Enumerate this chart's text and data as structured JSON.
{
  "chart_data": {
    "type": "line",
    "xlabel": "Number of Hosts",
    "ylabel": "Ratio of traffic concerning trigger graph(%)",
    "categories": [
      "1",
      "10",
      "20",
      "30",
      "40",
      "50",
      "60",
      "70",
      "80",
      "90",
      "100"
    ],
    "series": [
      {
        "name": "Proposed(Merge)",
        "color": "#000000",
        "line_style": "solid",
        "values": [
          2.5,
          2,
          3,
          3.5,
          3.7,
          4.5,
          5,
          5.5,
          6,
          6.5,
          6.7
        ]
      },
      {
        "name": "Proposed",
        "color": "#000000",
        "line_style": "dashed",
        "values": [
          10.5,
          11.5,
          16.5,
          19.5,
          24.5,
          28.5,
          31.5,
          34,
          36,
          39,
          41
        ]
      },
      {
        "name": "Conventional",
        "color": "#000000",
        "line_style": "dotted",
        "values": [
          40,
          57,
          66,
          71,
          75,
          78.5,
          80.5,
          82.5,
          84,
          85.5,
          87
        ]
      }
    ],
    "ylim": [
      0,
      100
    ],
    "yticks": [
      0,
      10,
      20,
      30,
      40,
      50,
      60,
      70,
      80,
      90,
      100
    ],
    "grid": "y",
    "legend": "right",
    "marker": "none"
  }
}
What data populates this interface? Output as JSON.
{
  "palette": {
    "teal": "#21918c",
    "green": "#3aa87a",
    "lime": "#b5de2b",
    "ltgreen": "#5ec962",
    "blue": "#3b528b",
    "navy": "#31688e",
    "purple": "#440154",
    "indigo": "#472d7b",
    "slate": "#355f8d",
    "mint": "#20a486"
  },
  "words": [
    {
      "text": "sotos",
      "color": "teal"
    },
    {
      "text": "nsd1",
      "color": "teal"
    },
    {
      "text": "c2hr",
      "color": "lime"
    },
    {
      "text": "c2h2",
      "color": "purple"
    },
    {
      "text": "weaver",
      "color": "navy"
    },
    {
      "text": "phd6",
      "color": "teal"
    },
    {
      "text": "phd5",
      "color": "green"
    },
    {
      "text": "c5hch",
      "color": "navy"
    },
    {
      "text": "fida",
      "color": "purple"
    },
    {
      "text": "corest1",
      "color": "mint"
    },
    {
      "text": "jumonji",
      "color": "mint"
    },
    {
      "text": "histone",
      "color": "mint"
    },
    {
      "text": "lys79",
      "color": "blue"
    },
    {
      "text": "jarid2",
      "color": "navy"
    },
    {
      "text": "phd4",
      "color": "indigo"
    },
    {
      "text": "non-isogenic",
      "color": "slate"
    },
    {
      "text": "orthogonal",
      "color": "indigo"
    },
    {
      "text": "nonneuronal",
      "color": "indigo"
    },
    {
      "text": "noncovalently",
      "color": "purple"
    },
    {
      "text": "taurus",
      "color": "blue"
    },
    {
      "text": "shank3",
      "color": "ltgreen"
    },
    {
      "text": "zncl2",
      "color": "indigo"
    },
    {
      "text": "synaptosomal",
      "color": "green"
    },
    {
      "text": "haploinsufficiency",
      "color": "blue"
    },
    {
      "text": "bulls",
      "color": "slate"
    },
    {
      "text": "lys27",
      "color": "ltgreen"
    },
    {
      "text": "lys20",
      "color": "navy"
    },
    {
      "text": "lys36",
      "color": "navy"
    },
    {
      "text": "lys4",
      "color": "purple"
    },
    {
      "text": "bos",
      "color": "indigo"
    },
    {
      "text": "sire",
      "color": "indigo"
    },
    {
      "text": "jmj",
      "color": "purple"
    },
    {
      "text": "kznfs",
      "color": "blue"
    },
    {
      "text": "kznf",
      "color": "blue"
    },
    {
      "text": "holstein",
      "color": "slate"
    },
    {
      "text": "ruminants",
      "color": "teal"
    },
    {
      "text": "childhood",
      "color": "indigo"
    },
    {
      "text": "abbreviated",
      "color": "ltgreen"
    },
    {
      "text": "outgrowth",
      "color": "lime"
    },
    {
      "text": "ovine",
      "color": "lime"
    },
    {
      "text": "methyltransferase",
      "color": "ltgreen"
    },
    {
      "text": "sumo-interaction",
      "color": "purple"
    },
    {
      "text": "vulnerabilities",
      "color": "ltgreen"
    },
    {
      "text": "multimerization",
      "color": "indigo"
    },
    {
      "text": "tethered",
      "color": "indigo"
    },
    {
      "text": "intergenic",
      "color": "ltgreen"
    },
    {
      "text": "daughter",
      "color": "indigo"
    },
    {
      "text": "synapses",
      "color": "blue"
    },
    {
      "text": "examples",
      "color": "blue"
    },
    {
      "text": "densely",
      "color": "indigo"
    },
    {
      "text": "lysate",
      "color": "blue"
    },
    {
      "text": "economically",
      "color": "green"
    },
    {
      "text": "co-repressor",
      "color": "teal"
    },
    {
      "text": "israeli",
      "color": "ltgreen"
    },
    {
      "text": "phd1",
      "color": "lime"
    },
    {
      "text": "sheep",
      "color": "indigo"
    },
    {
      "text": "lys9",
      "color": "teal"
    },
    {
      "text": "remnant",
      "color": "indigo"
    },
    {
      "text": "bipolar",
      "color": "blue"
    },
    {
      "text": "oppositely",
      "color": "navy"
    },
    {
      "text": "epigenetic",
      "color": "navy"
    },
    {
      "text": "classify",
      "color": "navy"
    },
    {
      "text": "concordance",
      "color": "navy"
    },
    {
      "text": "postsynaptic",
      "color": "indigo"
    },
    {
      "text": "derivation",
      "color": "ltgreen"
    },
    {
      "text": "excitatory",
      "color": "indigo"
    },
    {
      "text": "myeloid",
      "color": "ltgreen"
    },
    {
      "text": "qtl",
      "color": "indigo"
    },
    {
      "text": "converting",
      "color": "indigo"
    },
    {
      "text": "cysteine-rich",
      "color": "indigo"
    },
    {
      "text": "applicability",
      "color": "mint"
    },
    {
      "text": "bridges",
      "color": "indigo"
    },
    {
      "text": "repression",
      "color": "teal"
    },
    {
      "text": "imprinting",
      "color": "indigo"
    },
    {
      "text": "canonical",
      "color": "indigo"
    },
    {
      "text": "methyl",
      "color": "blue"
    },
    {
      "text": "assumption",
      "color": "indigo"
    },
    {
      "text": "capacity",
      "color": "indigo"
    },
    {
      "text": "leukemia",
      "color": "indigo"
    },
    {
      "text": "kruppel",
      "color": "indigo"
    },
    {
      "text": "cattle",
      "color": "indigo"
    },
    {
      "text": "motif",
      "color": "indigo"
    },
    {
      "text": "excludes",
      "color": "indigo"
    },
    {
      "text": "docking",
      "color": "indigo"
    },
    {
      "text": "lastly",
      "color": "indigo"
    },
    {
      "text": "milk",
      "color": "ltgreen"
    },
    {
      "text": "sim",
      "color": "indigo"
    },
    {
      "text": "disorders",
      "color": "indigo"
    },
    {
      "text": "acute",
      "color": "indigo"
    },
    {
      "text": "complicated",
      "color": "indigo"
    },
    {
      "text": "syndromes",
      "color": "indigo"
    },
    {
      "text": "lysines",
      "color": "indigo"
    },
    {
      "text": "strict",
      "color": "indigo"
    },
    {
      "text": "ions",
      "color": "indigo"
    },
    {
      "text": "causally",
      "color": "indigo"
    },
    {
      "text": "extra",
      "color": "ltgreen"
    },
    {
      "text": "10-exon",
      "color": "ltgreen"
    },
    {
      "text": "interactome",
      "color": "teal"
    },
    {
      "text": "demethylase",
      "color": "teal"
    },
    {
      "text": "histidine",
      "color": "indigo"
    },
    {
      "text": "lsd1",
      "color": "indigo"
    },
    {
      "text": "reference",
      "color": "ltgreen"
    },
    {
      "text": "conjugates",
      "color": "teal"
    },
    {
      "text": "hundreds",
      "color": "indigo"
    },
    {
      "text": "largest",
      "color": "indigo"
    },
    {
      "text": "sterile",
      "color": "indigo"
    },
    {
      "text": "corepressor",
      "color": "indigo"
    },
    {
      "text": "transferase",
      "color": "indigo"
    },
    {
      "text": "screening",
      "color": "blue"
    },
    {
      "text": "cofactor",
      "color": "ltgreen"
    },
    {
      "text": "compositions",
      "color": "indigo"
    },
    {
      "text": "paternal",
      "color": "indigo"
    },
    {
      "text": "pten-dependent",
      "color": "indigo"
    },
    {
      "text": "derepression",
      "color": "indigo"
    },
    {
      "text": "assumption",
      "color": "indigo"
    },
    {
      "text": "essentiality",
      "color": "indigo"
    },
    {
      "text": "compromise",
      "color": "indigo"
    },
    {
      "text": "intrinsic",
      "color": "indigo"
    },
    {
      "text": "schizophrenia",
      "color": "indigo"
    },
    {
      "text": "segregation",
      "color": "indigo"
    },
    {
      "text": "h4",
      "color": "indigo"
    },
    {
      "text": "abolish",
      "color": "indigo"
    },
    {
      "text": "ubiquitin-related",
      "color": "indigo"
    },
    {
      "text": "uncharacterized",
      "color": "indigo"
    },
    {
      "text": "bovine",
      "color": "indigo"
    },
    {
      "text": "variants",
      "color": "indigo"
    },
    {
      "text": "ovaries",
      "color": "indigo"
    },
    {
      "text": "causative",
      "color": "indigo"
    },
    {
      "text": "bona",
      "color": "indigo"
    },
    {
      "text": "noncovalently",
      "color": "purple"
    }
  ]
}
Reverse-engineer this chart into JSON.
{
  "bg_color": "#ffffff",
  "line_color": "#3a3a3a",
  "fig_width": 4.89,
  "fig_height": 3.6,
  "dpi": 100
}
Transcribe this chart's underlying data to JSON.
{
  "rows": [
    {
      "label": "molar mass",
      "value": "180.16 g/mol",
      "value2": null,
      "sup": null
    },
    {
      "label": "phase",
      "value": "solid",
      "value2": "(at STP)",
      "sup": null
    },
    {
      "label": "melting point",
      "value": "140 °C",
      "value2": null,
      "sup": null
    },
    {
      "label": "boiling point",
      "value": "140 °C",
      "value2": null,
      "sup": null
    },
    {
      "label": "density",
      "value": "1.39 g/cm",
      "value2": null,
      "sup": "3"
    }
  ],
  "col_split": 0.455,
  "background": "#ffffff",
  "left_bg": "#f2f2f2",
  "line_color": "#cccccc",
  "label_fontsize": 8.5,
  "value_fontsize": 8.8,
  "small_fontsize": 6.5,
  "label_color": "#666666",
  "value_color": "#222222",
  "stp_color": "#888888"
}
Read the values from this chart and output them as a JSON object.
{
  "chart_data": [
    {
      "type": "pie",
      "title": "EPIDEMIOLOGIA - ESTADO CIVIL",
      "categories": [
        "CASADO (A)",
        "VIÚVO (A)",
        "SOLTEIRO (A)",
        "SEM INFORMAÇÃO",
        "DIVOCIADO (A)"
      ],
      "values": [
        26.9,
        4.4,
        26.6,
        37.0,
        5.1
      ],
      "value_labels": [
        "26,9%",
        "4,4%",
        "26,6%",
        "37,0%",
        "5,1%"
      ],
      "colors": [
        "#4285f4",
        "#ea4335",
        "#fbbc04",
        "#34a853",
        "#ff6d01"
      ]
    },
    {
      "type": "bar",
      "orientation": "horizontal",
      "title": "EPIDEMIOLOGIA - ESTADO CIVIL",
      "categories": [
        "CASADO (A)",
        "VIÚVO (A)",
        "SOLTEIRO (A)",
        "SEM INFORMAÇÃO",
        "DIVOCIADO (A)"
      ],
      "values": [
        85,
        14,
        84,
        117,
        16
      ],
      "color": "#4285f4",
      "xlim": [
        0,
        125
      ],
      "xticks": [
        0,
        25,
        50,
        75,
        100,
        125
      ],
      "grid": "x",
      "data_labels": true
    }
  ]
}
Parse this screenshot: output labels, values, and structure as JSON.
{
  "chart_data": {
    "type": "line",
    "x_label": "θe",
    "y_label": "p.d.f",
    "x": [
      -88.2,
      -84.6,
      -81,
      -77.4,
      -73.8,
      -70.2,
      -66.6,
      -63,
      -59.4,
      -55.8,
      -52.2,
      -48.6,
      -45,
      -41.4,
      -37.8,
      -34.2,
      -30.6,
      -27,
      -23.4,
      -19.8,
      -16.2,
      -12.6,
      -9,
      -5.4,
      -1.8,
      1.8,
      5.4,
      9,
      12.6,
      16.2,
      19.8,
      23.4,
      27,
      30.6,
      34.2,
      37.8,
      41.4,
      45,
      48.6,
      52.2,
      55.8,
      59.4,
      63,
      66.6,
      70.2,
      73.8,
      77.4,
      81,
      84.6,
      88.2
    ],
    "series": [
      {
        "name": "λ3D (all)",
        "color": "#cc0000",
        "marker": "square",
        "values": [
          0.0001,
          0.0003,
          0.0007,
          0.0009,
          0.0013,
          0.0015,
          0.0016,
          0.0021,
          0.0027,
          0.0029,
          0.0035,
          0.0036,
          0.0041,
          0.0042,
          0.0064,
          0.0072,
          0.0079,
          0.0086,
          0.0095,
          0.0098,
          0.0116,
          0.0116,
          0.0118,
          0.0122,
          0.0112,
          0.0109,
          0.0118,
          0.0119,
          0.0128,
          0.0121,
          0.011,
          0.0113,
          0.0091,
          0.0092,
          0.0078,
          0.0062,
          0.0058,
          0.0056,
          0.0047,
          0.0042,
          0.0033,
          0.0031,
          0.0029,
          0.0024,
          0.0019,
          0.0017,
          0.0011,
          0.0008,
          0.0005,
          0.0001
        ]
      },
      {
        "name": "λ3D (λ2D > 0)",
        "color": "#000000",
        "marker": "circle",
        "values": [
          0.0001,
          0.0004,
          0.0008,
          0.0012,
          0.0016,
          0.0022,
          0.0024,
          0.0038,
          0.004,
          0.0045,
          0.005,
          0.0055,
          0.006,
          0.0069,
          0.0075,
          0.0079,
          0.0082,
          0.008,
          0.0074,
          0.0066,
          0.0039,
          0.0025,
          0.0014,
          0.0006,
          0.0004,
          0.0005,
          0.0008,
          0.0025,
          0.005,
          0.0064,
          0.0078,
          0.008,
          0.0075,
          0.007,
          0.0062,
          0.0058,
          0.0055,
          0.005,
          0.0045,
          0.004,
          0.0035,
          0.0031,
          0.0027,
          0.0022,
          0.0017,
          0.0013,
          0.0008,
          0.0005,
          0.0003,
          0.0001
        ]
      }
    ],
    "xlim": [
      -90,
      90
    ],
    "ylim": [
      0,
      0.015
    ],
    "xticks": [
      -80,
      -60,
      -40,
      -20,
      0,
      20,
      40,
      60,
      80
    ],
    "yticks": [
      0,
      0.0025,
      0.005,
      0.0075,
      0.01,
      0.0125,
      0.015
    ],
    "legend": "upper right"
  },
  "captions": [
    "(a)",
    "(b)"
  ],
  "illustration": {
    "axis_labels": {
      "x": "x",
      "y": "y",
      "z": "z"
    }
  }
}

DIRECTIVE: Go through the entries above and count the lines containing the word "marker"; give only that count.

ANSWER TO THE TASK: 3